* _Stored records_:
+--
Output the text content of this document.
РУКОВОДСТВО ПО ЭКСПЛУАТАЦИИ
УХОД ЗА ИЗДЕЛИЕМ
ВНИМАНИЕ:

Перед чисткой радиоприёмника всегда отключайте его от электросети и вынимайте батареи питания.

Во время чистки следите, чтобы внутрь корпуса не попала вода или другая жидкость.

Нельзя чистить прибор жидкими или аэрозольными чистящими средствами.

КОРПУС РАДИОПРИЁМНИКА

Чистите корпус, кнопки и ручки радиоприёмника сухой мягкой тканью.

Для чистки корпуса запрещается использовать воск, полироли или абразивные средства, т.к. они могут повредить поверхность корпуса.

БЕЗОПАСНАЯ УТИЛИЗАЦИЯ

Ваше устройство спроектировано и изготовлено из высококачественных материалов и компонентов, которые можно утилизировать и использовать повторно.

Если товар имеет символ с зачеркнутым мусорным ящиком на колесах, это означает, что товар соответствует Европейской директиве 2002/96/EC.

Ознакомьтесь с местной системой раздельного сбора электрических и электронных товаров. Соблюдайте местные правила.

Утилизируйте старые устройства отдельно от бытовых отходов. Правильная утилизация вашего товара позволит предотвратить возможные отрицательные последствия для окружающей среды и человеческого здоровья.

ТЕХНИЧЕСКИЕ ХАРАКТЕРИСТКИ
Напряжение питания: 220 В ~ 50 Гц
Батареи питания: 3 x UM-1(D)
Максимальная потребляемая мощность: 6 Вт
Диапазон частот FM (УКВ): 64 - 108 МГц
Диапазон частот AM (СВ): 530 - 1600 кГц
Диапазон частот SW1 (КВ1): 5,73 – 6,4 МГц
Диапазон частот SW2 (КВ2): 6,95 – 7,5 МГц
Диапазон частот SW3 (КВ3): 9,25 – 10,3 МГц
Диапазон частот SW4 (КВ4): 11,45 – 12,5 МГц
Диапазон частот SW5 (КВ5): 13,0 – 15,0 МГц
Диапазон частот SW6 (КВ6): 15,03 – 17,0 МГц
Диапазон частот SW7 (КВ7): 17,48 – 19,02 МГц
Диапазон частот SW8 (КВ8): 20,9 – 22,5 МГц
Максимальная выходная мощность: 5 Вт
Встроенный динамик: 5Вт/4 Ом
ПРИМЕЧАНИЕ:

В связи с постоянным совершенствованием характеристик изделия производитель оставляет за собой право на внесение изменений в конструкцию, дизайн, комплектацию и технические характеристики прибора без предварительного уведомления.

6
+--
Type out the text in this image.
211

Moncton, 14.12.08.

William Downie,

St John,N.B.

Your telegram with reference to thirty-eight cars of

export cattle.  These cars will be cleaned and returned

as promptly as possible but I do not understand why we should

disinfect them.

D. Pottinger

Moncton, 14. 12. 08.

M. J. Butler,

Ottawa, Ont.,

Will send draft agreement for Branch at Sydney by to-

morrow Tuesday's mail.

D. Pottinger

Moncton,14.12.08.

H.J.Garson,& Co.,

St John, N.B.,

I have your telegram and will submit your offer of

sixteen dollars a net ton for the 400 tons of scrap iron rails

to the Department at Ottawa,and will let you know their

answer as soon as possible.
+--
* _Given problem_: Among the records above, find each line holding the string "text" and pull it out.

* _Exercise answer_:
Output the text content of this document.
Type out the text in this image.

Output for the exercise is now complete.